(GIVEN INSTRUCTION) Copy the lines below as they are; omit the images they contain.

**** SUPPLIED RECORDS ****

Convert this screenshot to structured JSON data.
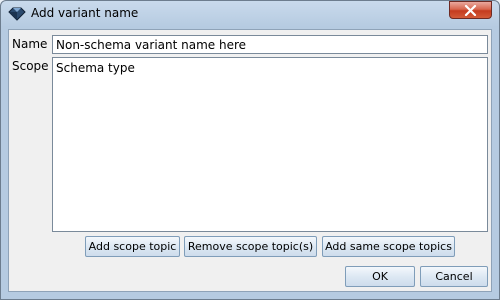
{
  "window": {
    "title": "Add variant name"
  },
  "form": {
    "name_label": "Name",
    "name_value": "Non-schema variant name here",
    "scope_label": "Scope",
    "scope_value": "Schema type"
  },
  "scope_buttons": {
    "add": "Add scope topic",
    "remove": "Remove scope topic(s)",
    "add_same": "Add same scope topics"
  },
  "footer": {
    "ok": "OK",
    "cancel": "Cancel"
  },
  "icons": {
    "app": "diamond-icon",
    "close": "close-icon"
  }
}
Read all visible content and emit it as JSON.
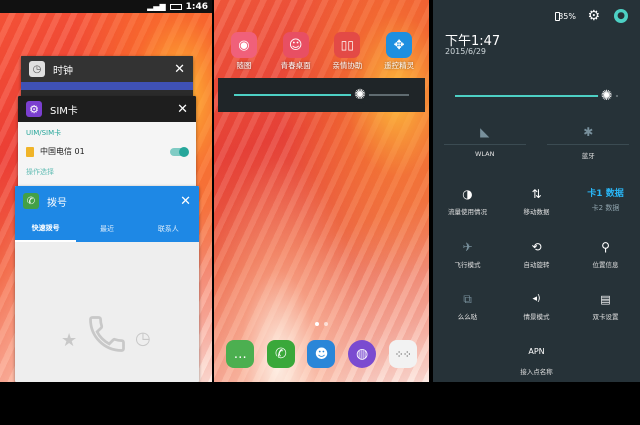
{
  "left": {
    "status_time": "1:46",
    "cards": {
      "clock": {
        "title": "时钟",
        "close": "✕"
      },
      "sim": {
        "title": "SIM卡",
        "close": "✕",
        "section": "UIM/SIM卡",
        "carrier": "中国电信 01",
        "faded": "操作选择"
      },
      "dial": {
        "title": "拨号",
        "close": "✕",
        "tabs": [
          "快速拨号",
          "最近",
          "联系人"
        ]
      }
    }
  },
  "middle": {
    "apps_top": [
      {
        "label": "随图",
        "icon": "camera-icon",
        "color": "#f0607a"
      },
      {
        "label": "青春桌面",
        "icon": "girl-icon",
        "color": "#e84f63"
      },
      {
        "label": "亲情协助",
        "icon": "phone-pair-icon",
        "color": "#e34a46"
      },
      {
        "label": "遥控精灵",
        "icon": "gamepad-icon",
        "color": "#1e8fe0"
      }
    ],
    "dock": [
      {
        "name": "messages",
        "icon": "chat-icon",
        "color": "#4caf50"
      },
      {
        "name": "phone",
        "icon": "phone-icon",
        "color": "#3aa83a"
      },
      {
        "name": "contacts",
        "icon": "contacts-icon",
        "color": "#2a86d8"
      },
      {
        "name": "browser",
        "icon": "globe-icon",
        "color": "#7a4bd0"
      },
      {
        "name": "app-drawer",
        "icon": "grid-icon",
        "color": "#f2f2f2"
      }
    ],
    "brightness_level": 0.72
  },
  "right": {
    "battery": "35%",
    "time": "下午1:47",
    "date": "2015/6/29",
    "brightness_level": 0.93,
    "row1": [
      {
        "label": "WLAN",
        "icon": "wifi-off-icon"
      },
      {
        "label": "蓝牙",
        "icon": "bluetooth-off-icon"
      }
    ],
    "row2": [
      {
        "label": "流量使用情况",
        "icon": "data-usage-icon"
      },
      {
        "label": "移动数据",
        "icon": "mobile-data-icon"
      },
      {
        "label": "卡1 数据",
        "sub": "卡2 数据",
        "icon": "sim-data-icon"
      }
    ],
    "row3": [
      {
        "label": "飞行模式",
        "icon": "airplane-icon"
      },
      {
        "label": "自动旋转",
        "icon": "rotate-icon"
      },
      {
        "label": "位置信息",
        "icon": "location-icon"
      }
    ],
    "row4": [
      {
        "label": "么么哒",
        "icon": "cast-icon"
      },
      {
        "label": "情景模式",
        "icon": "sound-profile-icon"
      },
      {
        "label": "双卡设置",
        "icon": "dual-sim-icon"
      }
    ],
    "row5": [
      {
        "label": "APN",
        "sub": "接入点名称",
        "icon": "apn-icon"
      }
    ],
    "accent": "#4dd0c4"
  }
}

****

(SOLUTION BELOW)
Convert this screenshot to structured JSON data.
{
  "window": {
    "title": "Add variant name"
  },
  "form": {
    "name_label": "Name",
    "name_value": "Non-schema variant name here",
    "scope_label": "Scope",
    "scope_value": "Schema type"
  },
  "scope_buttons": {
    "add": "Add scope topic",
    "remove": "Remove scope topic(s)",
    "add_same": "Add same scope topics"
  },
  "footer": {
    "ok": "OK",
    "cancel": "Cancel"
  },
  "icons": {
    "app": "diamond-icon",
    "close": "close-icon"
  }
}
Read all visible content and emit it as JSON.
{
  "left": {
    "status_time": "1:46",
    "cards": {
      "clock": {
        "title": "时钟",
        "close": "✕"
      },
      "sim": {
        "title": "SIM卡",
        "close": "✕",
        "section": "UIM/SIM卡",
        "carrier": "中国电信 01",
        "faded": "操作选择"
      },
      "dial": {
        "title": "拨号",
        "close": "✕",
        "tabs": [
          "快速拨号",
          "最近",
          "联系人"
        ]
      }
    }
  },
  "middle": {
    "apps_top": [
      {
        "label": "随图",
        "icon": "camera-icon",
        "color": "#f0607a"
      },
      {
        "label": "青春桌面",
        "icon": "girl-icon",
        "color": "#e84f63"
      },
      {
        "label": "亲情协助",
        "icon": "phone-pair-icon",
        "color": "#e34a46"
      },
      {
        "label": "遥控精灵",
        "icon": "gamepad-icon",
        "color": "#1e8fe0"
      }
    ],
    "dock": [
      {
        "name": "messages",
        "icon": "chat-icon",
        "color": "#4caf50"
      },
      {
        "name": "phone",
        "icon": "phone-icon",
        "color": "#3aa83a"
      },
      {
        "name": "contacts",
        "icon": "contacts-icon",
        "color": "#2a86d8"
      },
      {
        "name": "browser",
        "icon": "globe-icon",
        "color": "#7a4bd0"
      },
      {
        "name": "app-drawer",
        "icon": "grid-icon",
        "color": "#f2f2f2"
      }
    ],
    "brightness_level": 0.72
  },
  "right": {
    "battery": "35%",
    "time": "下午1:47",
    "date": "2015/6/29",
    "brightness_level": 0.93,
    "row1": [
      {
        "label": "WLAN",
        "icon": "wifi-off-icon"
      },
      {
        "label": "蓝牙",
        "icon": "bluetooth-off-icon"
      }
    ],
    "row2": [
      {
        "label": "流量使用情况",
        "icon": "data-usage-icon"
      },
      {
        "label": "移动数据",
        "icon": "mobile-data-icon"
      },
      {
        "label": "卡1 数据",
        "sub": "卡2 数据",
        "icon": "sim-data-icon"
      }
    ],
    "row3": [
      {
        "label": "飞行模式",
        "icon": "airplane-icon"
      },
      {
        "label": "自动旋转",
        "icon": "rotate-icon"
      },
      {
        "label": "位置信息",
        "icon": "location-icon"
      }
    ],
    "row4": [
      {
        "label": "么么哒",
        "icon": "cast-icon"
      },
      {
        "label": "情景模式",
        "icon": "sound-profile-icon"
      },
      {
        "label": "双卡设置",
        "icon": "dual-sim-icon"
      }
    ],
    "row5": [
      {
        "label": "APN",
        "sub": "接入点名称",
        "icon": "apn-icon"
      }
    ],
    "accent": "#4dd0c4"
  }
}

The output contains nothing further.